[Element boundary records]
--- start ---

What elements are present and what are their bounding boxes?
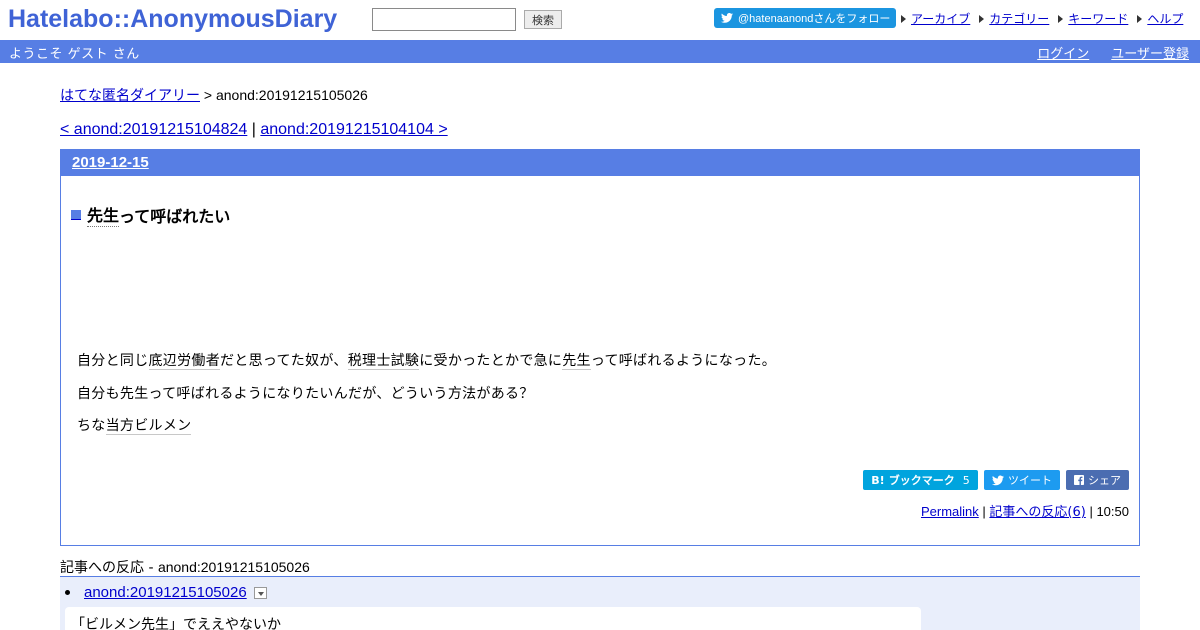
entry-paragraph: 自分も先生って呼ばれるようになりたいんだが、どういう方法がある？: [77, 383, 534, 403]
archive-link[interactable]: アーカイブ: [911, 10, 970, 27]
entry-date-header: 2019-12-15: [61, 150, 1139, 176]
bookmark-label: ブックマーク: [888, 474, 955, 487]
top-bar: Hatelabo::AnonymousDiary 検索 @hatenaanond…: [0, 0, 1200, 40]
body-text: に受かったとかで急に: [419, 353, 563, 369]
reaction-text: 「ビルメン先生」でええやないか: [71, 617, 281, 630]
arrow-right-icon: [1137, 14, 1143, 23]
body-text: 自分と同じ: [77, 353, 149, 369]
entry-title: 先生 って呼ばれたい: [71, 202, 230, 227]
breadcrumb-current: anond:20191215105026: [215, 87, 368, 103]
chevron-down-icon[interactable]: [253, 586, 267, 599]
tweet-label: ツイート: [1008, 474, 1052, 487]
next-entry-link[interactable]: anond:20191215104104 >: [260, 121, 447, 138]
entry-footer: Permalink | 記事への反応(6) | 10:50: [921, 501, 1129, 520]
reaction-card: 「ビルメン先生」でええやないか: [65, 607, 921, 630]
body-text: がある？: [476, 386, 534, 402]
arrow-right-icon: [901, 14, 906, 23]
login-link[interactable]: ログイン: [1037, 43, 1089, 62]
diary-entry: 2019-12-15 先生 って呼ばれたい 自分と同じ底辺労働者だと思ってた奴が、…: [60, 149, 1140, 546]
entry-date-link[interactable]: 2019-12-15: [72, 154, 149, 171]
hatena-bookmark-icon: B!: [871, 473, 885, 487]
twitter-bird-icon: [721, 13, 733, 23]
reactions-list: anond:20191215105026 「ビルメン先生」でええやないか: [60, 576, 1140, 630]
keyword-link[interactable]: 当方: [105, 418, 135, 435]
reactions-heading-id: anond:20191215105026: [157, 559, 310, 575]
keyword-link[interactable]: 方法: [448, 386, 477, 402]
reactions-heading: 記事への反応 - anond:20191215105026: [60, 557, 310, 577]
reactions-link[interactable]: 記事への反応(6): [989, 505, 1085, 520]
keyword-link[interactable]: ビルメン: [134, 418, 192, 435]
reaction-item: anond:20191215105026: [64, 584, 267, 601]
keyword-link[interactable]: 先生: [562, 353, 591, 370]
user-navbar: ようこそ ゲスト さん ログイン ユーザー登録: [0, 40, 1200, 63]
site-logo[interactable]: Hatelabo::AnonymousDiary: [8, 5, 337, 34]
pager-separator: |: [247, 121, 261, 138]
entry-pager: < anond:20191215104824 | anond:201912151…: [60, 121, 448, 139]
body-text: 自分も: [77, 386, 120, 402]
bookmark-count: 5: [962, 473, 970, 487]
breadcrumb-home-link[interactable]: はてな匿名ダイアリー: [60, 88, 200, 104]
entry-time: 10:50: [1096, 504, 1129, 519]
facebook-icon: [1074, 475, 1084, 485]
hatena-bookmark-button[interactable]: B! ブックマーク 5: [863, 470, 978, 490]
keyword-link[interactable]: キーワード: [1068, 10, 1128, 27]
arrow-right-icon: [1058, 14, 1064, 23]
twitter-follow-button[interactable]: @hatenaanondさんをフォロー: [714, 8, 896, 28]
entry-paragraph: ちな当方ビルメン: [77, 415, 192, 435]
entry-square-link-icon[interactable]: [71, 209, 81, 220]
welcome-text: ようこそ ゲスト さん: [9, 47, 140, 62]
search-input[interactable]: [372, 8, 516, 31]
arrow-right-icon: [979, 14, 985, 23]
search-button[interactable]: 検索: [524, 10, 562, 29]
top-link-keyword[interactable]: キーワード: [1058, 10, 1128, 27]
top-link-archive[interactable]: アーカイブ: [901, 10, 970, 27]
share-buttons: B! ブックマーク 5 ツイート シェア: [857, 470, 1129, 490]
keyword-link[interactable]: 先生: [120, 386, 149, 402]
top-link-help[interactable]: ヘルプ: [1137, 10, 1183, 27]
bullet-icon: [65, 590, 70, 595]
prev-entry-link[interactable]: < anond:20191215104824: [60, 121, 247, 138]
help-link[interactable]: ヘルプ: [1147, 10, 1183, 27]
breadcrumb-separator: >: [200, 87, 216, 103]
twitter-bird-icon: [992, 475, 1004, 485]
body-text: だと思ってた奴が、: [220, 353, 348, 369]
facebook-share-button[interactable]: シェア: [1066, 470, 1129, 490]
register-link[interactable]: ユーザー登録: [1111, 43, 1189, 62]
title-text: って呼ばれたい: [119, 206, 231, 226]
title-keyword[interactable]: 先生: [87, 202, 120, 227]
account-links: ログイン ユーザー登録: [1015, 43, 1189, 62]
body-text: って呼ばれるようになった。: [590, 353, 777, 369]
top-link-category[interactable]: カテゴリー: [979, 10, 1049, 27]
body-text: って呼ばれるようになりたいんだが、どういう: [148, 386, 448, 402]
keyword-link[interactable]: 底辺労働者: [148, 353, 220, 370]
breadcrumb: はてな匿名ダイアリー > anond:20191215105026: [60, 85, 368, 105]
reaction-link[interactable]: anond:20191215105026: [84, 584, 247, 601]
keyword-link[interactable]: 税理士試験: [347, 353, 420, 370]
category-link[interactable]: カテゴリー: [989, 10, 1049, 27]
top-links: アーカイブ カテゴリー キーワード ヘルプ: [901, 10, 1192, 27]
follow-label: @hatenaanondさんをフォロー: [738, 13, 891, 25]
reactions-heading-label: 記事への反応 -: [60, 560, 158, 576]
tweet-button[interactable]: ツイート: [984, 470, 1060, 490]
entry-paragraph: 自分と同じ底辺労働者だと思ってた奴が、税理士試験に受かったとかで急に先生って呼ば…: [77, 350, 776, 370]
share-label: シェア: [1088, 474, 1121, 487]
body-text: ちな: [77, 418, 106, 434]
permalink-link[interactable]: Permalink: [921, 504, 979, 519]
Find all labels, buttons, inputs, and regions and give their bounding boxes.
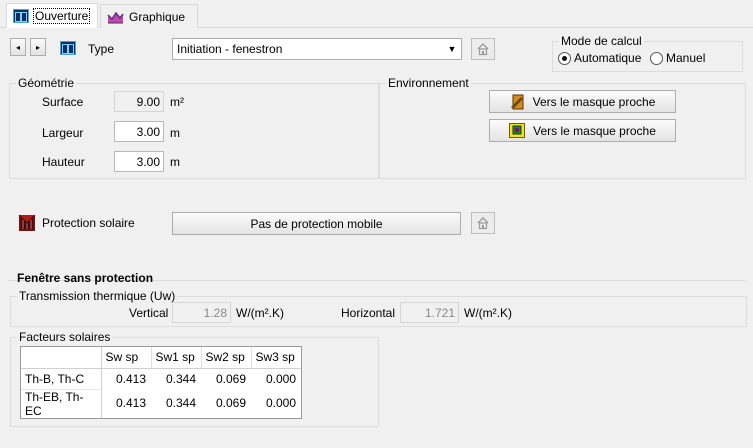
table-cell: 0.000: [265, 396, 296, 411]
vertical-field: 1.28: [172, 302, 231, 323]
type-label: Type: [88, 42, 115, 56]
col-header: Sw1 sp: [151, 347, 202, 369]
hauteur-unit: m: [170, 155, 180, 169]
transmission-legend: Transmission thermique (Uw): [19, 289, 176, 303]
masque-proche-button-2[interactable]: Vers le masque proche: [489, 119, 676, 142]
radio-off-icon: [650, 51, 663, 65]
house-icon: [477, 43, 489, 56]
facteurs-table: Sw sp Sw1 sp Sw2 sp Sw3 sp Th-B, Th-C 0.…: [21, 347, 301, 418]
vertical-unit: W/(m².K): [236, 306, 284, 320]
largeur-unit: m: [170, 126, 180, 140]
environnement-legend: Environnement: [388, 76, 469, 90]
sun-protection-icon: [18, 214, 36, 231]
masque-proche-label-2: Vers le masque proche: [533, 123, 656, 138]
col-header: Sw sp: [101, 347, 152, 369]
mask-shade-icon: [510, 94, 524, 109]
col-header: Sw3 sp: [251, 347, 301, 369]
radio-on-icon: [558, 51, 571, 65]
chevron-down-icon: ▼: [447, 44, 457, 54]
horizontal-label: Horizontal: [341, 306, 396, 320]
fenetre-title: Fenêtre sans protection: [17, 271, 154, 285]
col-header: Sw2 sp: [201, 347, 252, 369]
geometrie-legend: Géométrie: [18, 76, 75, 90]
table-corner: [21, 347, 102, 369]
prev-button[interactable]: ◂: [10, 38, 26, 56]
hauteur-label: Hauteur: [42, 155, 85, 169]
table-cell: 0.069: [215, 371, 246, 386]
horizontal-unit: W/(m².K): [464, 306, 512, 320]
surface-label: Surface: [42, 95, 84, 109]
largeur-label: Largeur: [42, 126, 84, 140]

--- end ---

Aim - Copy out, unchanged, every line from the one containing "table-cell: 0.000: [265, 396, 296, 411]" down to the one containing "surface-label: Surface: [42, 95, 84, 109]", including both of those lines.

Solution for this task -
table-cell: 0.000: [265, 396, 296, 411]
vertical-field: 1.28: [172, 302, 231, 323]
type-label: Type: [88, 42, 115, 56]
col-header: Sw1 sp: [151, 347, 202, 369]
hauteur-unit: m: [170, 155, 180, 169]
transmission-legend: Transmission thermique (Uw): [19, 289, 176, 303]
masque-proche-button-2[interactable]: Vers le masque proche: [489, 119, 676, 142]
radio-off-icon: [650, 51, 663, 65]
house-icon: [477, 43, 489, 56]
facteurs-table: Sw sp Sw1 sp Sw2 sp Sw3 sp Th-B, Th-C 0.…: [21, 347, 301, 418]
vertical-unit: W/(m².K): [236, 306, 284, 320]
largeur-unit: m: [170, 126, 180, 140]
environnement-legend: Environnement: [388, 76, 469, 90]
sun-protection-icon: [18, 214, 36, 231]
masque-proche-label-2: Vers le masque proche: [533, 123, 656, 138]
col-header: Sw sp: [101, 347, 152, 369]
mask-shade-icon: [510, 94, 524, 109]
col-header: Sw3 sp: [251, 347, 301, 369]
radio-on-icon: [558, 51, 571, 65]
chevron-down-icon: ▼: [447, 44, 457, 54]
horizontal-label: Horizontal: [341, 306, 396, 320]
fenetre-title: Fenêtre sans protection: [17, 271, 154, 285]
col-header: Sw2 sp: [201, 347, 252, 369]
geometrie-legend: Géométrie: [18, 76, 75, 90]
table-corner: [21, 347, 102, 369]
prev-button[interactable]: ◂: [10, 38, 26, 56]
hauteur-label: Hauteur: [42, 155, 85, 169]
table-cell: 0.069: [215, 371, 246, 386]
horizontal-unit: W/(m².K): [464, 306, 512, 320]
surface-label: Surface: [42, 95, 84, 109]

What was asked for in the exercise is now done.